* **PROVIDED ENTRIES**:
::::
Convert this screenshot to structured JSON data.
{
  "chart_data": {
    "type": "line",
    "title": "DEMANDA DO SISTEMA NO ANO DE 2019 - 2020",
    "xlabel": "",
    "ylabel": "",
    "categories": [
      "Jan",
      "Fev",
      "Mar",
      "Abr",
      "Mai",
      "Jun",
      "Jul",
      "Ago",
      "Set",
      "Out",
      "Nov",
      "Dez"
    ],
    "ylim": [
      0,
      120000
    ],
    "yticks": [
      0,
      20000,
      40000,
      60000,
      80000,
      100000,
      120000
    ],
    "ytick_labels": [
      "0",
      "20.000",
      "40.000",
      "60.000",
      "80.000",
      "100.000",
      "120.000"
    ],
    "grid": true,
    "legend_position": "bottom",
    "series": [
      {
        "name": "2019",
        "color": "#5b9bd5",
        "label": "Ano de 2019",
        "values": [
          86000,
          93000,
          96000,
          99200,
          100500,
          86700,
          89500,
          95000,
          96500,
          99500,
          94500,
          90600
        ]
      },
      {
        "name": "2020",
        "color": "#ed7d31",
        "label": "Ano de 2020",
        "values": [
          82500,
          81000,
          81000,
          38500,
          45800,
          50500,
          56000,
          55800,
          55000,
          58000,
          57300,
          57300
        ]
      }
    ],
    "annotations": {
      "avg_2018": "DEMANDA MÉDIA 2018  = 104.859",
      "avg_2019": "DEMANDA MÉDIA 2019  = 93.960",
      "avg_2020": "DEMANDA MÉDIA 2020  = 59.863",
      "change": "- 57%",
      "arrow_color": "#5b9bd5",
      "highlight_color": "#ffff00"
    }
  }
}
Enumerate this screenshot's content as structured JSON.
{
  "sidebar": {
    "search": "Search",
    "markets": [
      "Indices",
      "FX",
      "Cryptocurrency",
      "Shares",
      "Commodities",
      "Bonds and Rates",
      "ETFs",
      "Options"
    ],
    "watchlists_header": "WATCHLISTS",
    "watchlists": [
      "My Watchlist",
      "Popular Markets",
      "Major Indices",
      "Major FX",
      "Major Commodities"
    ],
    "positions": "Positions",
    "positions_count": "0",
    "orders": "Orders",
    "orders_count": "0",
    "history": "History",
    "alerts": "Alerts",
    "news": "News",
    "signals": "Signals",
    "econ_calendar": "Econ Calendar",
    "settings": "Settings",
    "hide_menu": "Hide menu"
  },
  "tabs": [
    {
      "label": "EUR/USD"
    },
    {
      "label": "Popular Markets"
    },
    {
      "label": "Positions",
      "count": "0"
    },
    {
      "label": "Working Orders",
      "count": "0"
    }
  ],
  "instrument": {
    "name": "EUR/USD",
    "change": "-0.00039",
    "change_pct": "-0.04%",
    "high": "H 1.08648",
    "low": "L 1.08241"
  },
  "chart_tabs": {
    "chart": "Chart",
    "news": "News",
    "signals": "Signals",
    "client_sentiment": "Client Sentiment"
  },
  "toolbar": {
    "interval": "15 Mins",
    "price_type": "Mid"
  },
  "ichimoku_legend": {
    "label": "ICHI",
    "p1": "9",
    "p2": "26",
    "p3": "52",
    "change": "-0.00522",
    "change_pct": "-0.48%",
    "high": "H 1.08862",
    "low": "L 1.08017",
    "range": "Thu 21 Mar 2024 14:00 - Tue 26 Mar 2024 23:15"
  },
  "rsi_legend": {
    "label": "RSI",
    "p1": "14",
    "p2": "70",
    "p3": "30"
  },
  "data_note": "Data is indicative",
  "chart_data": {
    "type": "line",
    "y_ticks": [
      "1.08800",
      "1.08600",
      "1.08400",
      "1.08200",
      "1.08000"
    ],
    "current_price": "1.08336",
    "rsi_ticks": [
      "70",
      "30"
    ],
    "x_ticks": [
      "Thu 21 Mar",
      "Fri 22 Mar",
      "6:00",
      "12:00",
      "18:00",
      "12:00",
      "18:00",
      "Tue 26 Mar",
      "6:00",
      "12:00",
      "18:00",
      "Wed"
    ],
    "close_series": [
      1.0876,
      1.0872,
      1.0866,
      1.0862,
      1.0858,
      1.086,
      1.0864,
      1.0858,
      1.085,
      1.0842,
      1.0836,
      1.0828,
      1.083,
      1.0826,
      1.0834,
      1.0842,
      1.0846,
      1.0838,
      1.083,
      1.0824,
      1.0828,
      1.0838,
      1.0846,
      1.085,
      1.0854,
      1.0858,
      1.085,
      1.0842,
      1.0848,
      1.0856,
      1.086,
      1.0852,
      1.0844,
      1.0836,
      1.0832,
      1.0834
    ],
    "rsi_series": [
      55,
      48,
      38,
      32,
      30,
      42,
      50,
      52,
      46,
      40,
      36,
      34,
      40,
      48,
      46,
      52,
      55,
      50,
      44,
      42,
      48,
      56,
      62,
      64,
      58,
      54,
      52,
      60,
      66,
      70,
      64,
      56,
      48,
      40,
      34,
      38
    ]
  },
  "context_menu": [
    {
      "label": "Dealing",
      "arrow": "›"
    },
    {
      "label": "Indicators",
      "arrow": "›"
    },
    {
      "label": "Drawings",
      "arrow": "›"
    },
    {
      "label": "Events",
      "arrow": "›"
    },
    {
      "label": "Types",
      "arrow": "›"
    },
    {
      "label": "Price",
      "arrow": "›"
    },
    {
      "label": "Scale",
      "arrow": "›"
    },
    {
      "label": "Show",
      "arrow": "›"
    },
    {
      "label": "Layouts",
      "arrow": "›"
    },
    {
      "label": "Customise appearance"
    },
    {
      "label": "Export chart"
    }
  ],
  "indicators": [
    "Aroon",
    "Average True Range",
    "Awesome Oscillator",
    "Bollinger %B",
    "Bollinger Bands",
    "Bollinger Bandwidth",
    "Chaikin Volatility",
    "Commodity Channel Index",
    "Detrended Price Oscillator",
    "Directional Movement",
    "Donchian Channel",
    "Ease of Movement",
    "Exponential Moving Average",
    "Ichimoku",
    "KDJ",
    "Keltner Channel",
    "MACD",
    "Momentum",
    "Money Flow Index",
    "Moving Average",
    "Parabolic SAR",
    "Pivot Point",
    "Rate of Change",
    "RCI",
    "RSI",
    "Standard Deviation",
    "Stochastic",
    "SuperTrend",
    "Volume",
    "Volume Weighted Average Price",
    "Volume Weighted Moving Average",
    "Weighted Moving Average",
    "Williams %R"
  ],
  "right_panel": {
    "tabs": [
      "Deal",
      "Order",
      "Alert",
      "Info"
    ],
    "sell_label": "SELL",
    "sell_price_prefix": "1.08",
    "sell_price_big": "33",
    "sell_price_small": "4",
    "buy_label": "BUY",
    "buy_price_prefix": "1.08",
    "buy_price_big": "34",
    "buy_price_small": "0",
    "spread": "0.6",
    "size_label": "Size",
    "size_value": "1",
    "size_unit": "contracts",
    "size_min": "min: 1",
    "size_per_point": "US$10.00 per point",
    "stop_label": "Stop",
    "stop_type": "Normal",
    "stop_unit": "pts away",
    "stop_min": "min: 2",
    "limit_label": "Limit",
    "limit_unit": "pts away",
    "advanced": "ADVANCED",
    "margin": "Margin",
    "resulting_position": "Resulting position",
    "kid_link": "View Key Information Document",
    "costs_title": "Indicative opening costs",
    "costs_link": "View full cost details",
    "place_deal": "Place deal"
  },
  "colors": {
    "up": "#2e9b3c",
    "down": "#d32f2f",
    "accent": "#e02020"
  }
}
::::
* **WHAT YOU NEED TO DO**:
Nothing should be left out: repeat all of the data exactly.

* **WRITTEN ANSWER**:
Convert this screenshot to structured JSON data.
{
  "chart_data": {
    "type": "line",
    "title": "DEMANDA DO SISTEMA NO ANO DE 2019 - 2020",
    "xlabel": "",
    "ylabel": "",
    "categories": [
      "Jan",
      "Fev",
      "Mar",
      "Abr",
      "Mai",
      "Jun",
      "Jul",
      "Ago",
      "Set",
      "Out",
      "Nov",
      "Dez"
    ],
    "ylim": [
      0,
      120000
    ],
    "yticks": [
      0,
      20000,
      40000,
      60000,
      80000,
      100000,
      120000
    ],
    "ytick_labels": [
      "0",
      "20.000",
      "40.000",
      "60.000",
      "80.000",
      "100.000",
      "120.000"
    ],
    "grid": true,
    "legend_position": "bottom",
    "series": [
      {
        "name": "2019",
        "color": "#5b9bd5",
        "label": "Ano de 2019",
        "values": [
          86000,
          93000,
          96000,
          99200,
          100500,
          86700,
          89500,
          95000,
          96500,
          99500,
          94500,
          90600
        ]
      },
      {
        "name": "2020",
        "color": "#ed7d31",
        "label": "Ano de 2020",
        "values": [
          82500,
          81000,
          81000,
          38500,
          45800,
          50500,
          56000,
          55800,
          55000,
          58000,
          57300,
          57300
        ]
      }
    ],
    "annotations": {
      "avg_2018": "DEMANDA MÉDIA 2018  = 104.859",
      "avg_2019": "DEMANDA MÉDIA 2019  = 93.960",
      "avg_2020": "DEMANDA MÉDIA 2020  = 59.863",
      "change": "- 57%",
      "arrow_color": "#5b9bd5",
      "highlight_color": "#ffff00"
    }
  }
}
Enumerate this screenshot's content as structured JSON.
{
  "sidebar": {
    "search": "Search",
    "markets": [
      "Indices",
      "FX",
      "Cryptocurrency",
      "Shares",
      "Commodities",
      "Bonds and Rates",
      "ETFs",
      "Options"
    ],
    "watchlists_header": "WATCHLISTS",
    "watchlists": [
      "My Watchlist",
      "Popular Markets",
      "Major Indices",
      "Major FX",
      "Major Commodities"
    ],
    "positions": "Positions",
    "positions_count": "0",
    "orders": "Orders",
    "orders_count": "0",
    "history": "History",
    "alerts": "Alerts",
    "news": "News",
    "signals": "Signals",
    "econ_calendar": "Econ Calendar",
    "settings": "Settings",
    "hide_menu": "Hide menu"
  },
  "tabs": [
    {
      "label": "EUR/USD"
    },
    {
      "label": "Popular Markets"
    },
    {
      "label": "Positions",
      "count": "0"
    },
    {
      "label": "Working Orders",
      "count": "0"
    }
  ],
  "instrument": {
    "name": "EUR/USD",
    "change": "-0.00039",
    "change_pct": "-0.04%",
    "high": "H 1.08648",
    "low": "L 1.08241"
  },
  "chart_tabs": {
    "chart": "Chart",
    "news": "News",
    "signals": "Signals",
    "client_sentiment": "Client Sentiment"
  },
  "toolbar": {
    "interval": "15 Mins",
    "price_type": "Mid"
  },
  "ichimoku_legend": {
    "label": "ICHI",
    "p1": "9",
    "p2": "26",
    "p3": "52",
    "change": "-0.00522",
    "change_pct": "-0.48%",
    "high": "H 1.08862",
    "low": "L 1.08017",
    "range": "Thu 21 Mar 2024 14:00 - Tue 26 Mar 2024 23:15"
  },
  "rsi_legend": {
    "label": "RSI",
    "p1": "14",
    "p2": "70",
    "p3": "30"
  },
  "data_note": "Data is indicative",
  "chart_data": {
    "type": "line",
    "y_ticks": [
      "1.08800",
      "1.08600",
      "1.08400",
      "1.08200",
      "1.08000"
    ],
    "current_price": "1.08336",
    "rsi_ticks": [
      "70",
      "30"
    ],
    "x_ticks": [
      "Thu 21 Mar",
      "Fri 22 Mar",
      "6:00",
      "12:00",
      "18:00",
      "12:00",
      "18:00",
      "Tue 26 Mar",
      "6:00",
      "12:00",
      "18:00",
      "Wed"
    ],
    "close_series": [
      1.0876,
      1.0872,
      1.0866,
      1.0862,
      1.0858,
      1.086,
      1.0864,
      1.0858,
      1.085,
      1.0842,
      1.0836,
      1.0828,
      1.083,
      1.0826,
      1.0834,
      1.0842,
      1.0846,
      1.0838,
      1.083,
      1.0824,
      1.0828,
      1.0838,
      1.0846,
      1.085,
      1.0854,
      1.0858,
      1.085,
      1.0842,
      1.0848,
      1.0856,
      1.086,
      1.0852,
      1.0844,
      1.0836,
      1.0832,
      1.0834
    ],
    "rsi_series": [
      55,
      48,
      38,
      32,
      30,
      42,
      50,
      52,
      46,
      40,
      36,
      34,
      40,
      48,
      46,
      52,
      55,
      50,
      44,
      42,
      48,
      56,
      62,
      64,
      58,
      54,
      52,
      60,
      66,
      70,
      64,
      56,
      48,
      40,
      34,
      38
    ]
  },
  "context_menu": [
    {
      "label": "Dealing",
      "arrow": "›"
    },
    {
      "label": "Indicators",
      "arrow": "›"
    },
    {
      "label": "Drawings",
      "arrow": "›"
    },
    {
      "label": "Events",
      "arrow": "›"
    },
    {
      "label": "Types",
      "arrow": "›"
    },
    {
      "label": "Price",
      "arrow": "›"
    },
    {
      "label": "Scale",
      "arrow": "›"
    },
    {
      "label": "Show",
      "arrow": "›"
    },
    {
      "label": "Layouts",
      "arrow": "›"
    },
    {
      "label": "Customise appearance"
    },
    {
      "label": "Export chart"
    }
  ],
  "indicators": [
    "Aroon",
    "Average True Range",
    "Awesome Oscillator",
    "Bollinger %B",
    "Bollinger Bands",
    "Bollinger Bandwidth",
    "Chaikin Volatility",
    "Commodity Channel Index",
    "Detrended Price Oscillator",
    "Directional Movement",
    "Donchian Channel",
    "Ease of Movement",
    "Exponential Moving Average",
    "Ichimoku",
    "KDJ",
    "Keltner Channel",
    "MACD",
    "Momentum",
    "Money Flow Index",
    "Moving Average",
    "Parabolic SAR",
    "Pivot Point",
    "Rate of Change",
    "RCI",
    "RSI",
    "Standard Deviation",
    "Stochastic",
    "SuperTrend",
    "Volume",
    "Volume Weighted Average Price",
    "Volume Weighted Moving Average",
    "Weighted Moving Average",
    "Williams %R"
  ],
  "right_panel": {
    "tabs": [
      "Deal",
      "Order",
      "Alert",
      "Info"
    ],
    "sell_label": "SELL",
    "sell_price_prefix": "1.08",
    "sell_price_big": "33",
    "sell_price_small": "4",
    "buy_label": "BUY",
    "buy_price_prefix": "1.08",
    "buy_price_big": "34",
    "buy_price_small": "0",
    "spread": "0.6",
    "size_label": "Size",
    "size_value": "1",
    "size_unit": "contracts",
    "size_min": "min: 1",
    "size_per_point": "US$10.00 per point",
    "stop_label": "Stop",
    "stop_type": "Normal",
    "stop_unit": "pts away",
    "stop_min": "min: 2",
    "limit_label": "Limit",
    "limit_unit": "pts away",
    "advanced": "ADVANCED",
    "margin": "Margin",
    "resulting_position": "Resulting position",
    "kid_link": "View Key Information Document",
    "costs_title": "Indicative opening costs",
    "costs_link": "View full cost details",
    "place_deal": "Place deal"
  },
  "colors": {
    "up": "#2e9b3c",
    "down": "#d32f2f",
    "accent": "#e02020"
  }
}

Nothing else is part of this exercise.